I received this email from a newly divorced man:
It has been not quite a month since the date of divorce. I’ve been seeing someone I met while I was separated. We really hit it off. I mean more so than I expected. Honestly I wasn’t looking to fall in love, I was hoping more to find a friend someone who I could have fun with and get to know while I worked out my issues and get myself settled into my new life.
Anyway here is where I am going with this. I finally got a working schedule worked out with my ex. I’ve been bouncing from one home to another (which is an issue in and of itself). I am going to be spending 5 days at my girlfriends place with her son and honestly I am not 100% looking forward to it.
I feel that I should be more happy to spend time with my girlfriend but I don’t see it that way for some reason or other. Since the divorce I have been living with my parents when I have my daughter and then I have been spending time at my girlfriend’s place when I don’t. I’ll tell you what, I can see how kids can have an issue going from one house to another. Honestly I am looking forward to saving up some money and getting a place of my own so I can finally call one place home. Anyway I am straying off topic.
I think the reason that I am not 100% excited about the time I will be spending with my girlfriend is a few different things. One it’ll be time apart from my daughter. The next is I feel as though I am playing a father role to her son. (brief history of my girlfriend, she’s divorced with an 8 year old son who she has the majority of the custody of. The father has 2 visitation days and doesn’t get overnights.) So when I am over at her house we spend more time as a “family” than just as boyfriend and girlfriend.
I’ve been going over after work on days that I don’t have my daughter. When I do, I would cook for her, take care of some things around her house then help her with her son. I am starting to feel as though I just want some alone time. I mean when I don’t have my daughter or if I do, I am always somewhere where I cannot be truly alone. I’m either at my parent’s house or at my girlfriend’s place. I don’t think I want to be alone for a long time like days or weeks on end but just maybe a day or two here or there.
I have A LOT to say about your situation. First of all, I think it is wonderful that you met someone and fell in love. Isn’t that a great feeling?! The butterflies and excitement of a new relationship is wonderfully refreshing, and kind of takes you from hopeless to renewed, huh?
BUT (and this is a big “but”) I don’t mean to be rude, but I have to ask, “What are you thinking?”

_TASK STATEMENT:_
In the email from the newly divorced man, how old is his girlfriend's son?

_RECORDS SHOWN:_

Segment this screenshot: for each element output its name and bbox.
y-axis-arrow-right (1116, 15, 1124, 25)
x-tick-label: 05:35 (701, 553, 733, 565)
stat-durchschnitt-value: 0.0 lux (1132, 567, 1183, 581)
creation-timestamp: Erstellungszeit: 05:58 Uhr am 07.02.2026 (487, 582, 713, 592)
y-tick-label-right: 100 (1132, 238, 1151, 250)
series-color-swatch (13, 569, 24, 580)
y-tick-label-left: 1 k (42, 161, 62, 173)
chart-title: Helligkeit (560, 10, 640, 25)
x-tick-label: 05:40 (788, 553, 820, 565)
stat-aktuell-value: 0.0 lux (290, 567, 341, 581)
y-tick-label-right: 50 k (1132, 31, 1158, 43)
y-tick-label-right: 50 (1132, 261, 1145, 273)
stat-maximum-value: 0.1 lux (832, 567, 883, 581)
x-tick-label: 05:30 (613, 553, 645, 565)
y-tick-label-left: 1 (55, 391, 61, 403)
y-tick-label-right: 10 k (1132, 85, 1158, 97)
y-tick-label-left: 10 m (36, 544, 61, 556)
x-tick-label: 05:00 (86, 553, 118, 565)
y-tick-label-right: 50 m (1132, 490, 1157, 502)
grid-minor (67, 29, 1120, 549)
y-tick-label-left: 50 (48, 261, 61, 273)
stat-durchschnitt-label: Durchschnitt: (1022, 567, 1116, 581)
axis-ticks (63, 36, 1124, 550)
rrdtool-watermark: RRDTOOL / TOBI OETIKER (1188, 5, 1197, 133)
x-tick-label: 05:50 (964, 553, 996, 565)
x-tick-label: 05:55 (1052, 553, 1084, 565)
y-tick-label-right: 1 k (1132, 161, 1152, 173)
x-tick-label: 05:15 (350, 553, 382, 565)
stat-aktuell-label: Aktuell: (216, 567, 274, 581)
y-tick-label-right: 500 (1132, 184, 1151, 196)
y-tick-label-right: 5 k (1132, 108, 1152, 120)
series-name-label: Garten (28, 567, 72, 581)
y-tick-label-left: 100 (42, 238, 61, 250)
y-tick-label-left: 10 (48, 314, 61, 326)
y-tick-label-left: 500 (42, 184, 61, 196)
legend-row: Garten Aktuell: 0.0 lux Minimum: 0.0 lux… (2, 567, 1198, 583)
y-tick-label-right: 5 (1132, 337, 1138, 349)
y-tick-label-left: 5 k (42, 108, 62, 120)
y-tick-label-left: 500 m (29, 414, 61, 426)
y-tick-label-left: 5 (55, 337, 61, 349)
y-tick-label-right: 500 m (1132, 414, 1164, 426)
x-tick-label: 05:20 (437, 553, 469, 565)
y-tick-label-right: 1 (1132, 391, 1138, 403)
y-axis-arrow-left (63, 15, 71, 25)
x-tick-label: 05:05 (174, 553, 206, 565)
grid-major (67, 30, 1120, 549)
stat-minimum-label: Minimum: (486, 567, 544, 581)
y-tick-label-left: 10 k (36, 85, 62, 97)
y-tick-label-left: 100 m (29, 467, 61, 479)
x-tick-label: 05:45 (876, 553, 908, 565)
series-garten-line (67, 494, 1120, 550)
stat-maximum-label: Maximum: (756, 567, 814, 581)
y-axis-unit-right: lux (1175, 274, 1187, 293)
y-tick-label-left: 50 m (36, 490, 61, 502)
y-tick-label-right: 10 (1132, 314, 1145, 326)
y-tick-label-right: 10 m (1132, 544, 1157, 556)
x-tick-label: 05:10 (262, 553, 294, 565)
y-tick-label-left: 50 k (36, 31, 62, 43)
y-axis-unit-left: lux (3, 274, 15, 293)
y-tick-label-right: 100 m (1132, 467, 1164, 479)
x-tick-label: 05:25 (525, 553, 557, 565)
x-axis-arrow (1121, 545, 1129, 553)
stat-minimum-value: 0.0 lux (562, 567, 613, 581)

_ANSWER SECTION:_
Her son is 8 years old.